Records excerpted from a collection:
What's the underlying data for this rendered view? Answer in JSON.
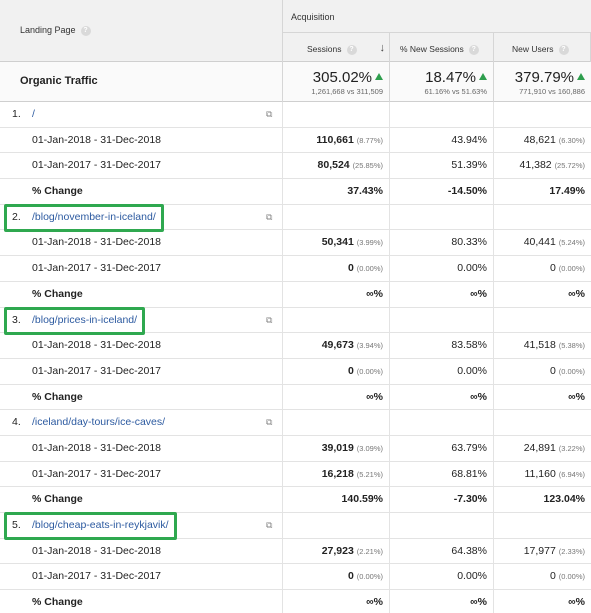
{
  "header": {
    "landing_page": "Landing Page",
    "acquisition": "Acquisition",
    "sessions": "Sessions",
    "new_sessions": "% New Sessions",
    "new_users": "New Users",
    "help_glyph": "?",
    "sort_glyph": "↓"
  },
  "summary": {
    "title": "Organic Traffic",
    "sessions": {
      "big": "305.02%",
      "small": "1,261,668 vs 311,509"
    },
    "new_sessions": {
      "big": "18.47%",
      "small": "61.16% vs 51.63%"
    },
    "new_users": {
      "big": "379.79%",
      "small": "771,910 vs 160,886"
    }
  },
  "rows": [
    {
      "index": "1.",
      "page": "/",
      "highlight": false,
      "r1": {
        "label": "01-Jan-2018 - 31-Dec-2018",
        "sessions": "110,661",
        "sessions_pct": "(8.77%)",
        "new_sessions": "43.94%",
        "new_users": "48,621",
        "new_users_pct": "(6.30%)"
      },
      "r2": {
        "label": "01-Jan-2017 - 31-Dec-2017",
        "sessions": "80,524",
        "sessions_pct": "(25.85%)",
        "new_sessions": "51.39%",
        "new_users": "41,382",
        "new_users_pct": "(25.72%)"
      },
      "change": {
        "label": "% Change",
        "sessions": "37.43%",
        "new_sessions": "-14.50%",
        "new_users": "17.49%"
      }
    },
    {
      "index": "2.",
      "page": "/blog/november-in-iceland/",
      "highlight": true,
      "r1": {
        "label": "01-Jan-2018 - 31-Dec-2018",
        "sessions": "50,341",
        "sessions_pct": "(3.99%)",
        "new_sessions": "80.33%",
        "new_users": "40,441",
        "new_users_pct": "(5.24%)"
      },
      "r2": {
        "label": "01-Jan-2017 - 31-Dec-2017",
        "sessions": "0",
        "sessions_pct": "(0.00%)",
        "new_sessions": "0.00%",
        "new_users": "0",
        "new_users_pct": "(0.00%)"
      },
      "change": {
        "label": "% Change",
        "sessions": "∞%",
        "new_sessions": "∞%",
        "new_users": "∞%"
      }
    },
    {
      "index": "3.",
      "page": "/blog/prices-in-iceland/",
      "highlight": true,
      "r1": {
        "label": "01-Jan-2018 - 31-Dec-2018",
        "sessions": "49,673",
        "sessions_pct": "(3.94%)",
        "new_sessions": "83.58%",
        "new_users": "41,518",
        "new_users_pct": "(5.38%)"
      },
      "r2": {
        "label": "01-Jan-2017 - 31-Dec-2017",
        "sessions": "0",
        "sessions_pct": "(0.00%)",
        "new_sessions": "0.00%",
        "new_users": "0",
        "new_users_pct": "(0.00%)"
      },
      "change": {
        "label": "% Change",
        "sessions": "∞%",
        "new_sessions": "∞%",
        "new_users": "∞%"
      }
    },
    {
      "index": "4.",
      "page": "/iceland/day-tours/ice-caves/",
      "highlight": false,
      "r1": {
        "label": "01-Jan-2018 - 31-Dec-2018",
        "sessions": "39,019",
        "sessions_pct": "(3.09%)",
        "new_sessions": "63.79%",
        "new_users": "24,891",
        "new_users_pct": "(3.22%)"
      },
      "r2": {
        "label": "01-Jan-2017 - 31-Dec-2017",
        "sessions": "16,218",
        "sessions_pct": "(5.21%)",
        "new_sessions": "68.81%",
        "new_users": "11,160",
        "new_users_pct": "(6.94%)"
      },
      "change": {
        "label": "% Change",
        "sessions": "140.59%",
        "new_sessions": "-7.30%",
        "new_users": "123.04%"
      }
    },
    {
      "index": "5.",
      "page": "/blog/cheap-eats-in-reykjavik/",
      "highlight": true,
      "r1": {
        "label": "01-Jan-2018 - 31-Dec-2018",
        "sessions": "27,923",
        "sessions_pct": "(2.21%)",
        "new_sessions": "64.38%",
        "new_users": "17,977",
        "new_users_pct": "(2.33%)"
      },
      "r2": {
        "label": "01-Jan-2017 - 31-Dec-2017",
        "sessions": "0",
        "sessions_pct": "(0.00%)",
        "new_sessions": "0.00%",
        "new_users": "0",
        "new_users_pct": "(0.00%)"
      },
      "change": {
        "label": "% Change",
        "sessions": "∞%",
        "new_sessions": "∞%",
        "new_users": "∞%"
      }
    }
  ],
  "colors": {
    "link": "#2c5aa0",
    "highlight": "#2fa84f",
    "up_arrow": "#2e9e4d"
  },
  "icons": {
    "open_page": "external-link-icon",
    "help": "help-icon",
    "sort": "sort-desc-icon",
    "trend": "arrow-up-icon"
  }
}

---

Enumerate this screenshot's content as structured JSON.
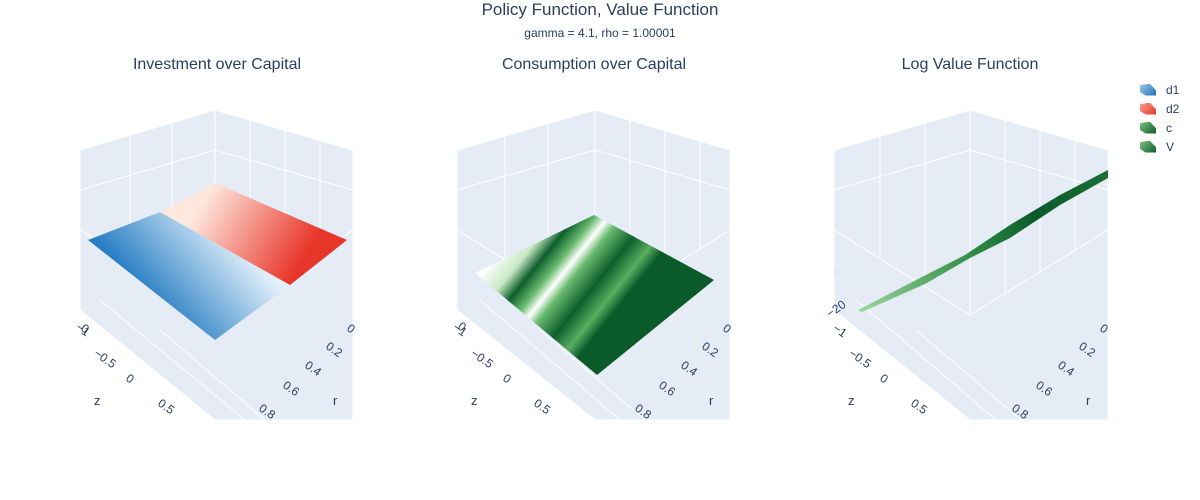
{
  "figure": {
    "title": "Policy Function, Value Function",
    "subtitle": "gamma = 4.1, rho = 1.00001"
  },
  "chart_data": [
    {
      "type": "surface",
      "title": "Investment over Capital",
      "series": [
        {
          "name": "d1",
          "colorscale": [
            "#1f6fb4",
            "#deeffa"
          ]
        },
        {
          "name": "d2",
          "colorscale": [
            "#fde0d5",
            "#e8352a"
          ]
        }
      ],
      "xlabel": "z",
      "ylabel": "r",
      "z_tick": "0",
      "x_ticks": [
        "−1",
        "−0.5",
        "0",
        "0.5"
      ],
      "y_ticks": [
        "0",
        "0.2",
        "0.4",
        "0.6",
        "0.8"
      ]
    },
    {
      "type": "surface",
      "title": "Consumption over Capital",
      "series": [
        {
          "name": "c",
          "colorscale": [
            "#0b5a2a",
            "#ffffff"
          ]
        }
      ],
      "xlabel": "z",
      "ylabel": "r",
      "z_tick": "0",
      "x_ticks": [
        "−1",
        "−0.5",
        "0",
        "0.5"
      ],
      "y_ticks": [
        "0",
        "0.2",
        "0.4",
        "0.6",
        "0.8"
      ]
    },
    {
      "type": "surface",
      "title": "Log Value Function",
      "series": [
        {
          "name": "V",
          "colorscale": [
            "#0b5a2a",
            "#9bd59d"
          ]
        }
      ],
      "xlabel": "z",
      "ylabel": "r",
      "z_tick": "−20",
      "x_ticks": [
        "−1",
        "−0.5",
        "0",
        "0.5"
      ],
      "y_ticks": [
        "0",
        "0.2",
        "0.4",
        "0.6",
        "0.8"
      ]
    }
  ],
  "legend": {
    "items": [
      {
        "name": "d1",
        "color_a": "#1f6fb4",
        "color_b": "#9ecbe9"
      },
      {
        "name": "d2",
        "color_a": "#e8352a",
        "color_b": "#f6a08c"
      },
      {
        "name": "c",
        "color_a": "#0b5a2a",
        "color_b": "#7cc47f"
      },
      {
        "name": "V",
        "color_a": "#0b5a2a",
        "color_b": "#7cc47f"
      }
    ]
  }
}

GIVEN PROBLEM:
Using the listing above, show every line that includes the string "this".

EXERCISE RESPONSE:
What's the underlying data for this rendered view? Answer in JSON.
Enumerate this screenshot's content as structured JSON.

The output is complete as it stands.